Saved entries
-*-*-
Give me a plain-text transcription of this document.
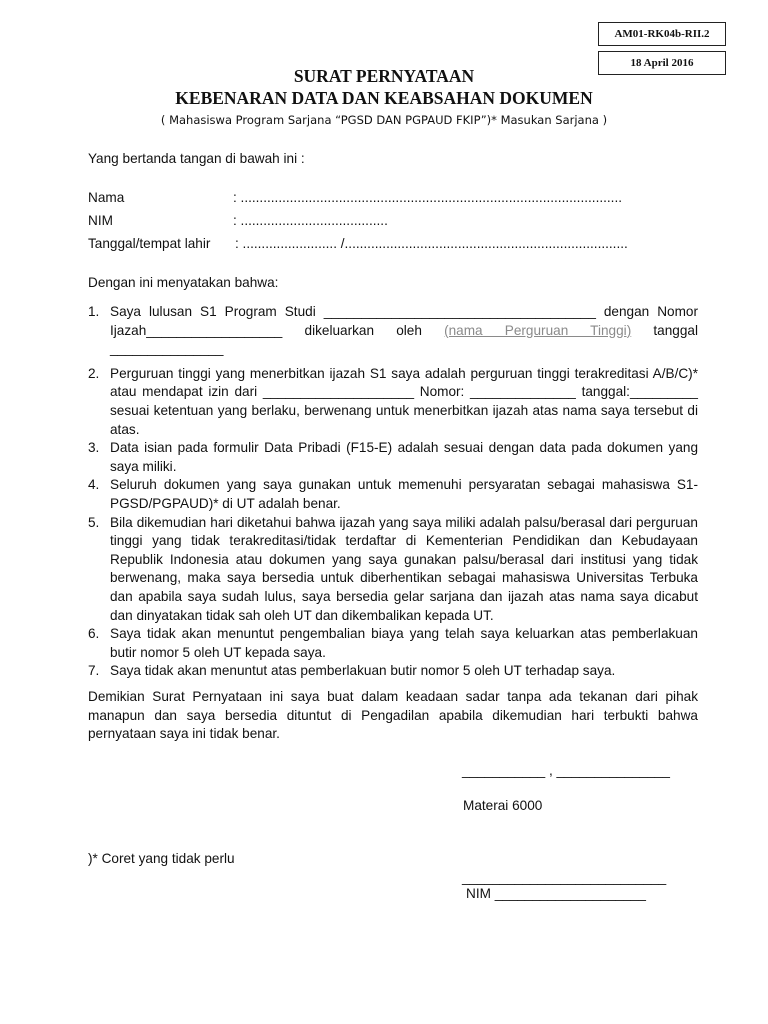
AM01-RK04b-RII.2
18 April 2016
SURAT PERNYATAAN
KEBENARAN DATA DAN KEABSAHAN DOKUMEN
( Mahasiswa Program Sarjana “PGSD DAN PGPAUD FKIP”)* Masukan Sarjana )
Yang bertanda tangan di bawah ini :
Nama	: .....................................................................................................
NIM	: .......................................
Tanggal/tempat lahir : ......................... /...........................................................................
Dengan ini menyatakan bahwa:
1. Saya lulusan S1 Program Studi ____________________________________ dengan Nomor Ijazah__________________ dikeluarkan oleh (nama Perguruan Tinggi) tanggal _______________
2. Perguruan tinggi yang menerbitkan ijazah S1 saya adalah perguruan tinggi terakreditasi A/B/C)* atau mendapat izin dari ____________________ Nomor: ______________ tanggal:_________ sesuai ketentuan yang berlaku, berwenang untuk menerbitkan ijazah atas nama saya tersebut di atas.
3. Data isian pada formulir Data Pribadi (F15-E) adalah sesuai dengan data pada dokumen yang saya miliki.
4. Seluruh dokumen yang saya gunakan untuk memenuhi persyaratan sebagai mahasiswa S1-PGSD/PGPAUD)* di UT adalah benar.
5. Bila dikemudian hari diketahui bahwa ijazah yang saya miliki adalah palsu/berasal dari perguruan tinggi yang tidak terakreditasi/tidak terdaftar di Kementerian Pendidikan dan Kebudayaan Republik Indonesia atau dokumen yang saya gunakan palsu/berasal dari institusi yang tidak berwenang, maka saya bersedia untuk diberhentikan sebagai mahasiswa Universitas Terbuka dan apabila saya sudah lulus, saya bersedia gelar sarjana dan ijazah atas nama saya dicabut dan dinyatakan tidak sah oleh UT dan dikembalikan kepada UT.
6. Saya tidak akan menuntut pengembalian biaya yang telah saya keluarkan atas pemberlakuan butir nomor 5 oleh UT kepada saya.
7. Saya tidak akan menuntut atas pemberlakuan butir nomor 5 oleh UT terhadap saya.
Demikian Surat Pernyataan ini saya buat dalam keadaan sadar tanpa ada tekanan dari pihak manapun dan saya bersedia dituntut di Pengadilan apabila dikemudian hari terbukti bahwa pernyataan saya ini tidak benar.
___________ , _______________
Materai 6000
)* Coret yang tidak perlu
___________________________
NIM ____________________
-*-*-
Directive »
Filter the entries above down to the lines containing the word "hari".

Reply to the task »
5. Bila dikemudian hari diketahui bahwa ijazah yang saya miliki adalah palsu/berasal dari perguruan tinggi yang tidak terakreditasi/tidak terdaftar di Kementerian Pendidikan dan Kebudayaan Republik Indonesia atau dokumen yang saya gunakan palsu/berasal dari institusi yang tidak berwenang, maka saya bersedia untuk diberhentikan sebagai mahasiswa Universitas Terbuka dan apabila saya sudah lulus, saya bersedia gelar sarjana dan ijazah atas nama saya dicabut dan dinyatakan tidak sah oleh UT dan dikembalikan kepada UT.
Demikian Surat Pernyataan ini saya buat dalam keadaan sadar tanpa ada tekanan dari pihak manapun dan saya bersedia dituntut di Pengadilan apabila dikemudian hari terbukti bahwa pernyataan saya ini tidak benar.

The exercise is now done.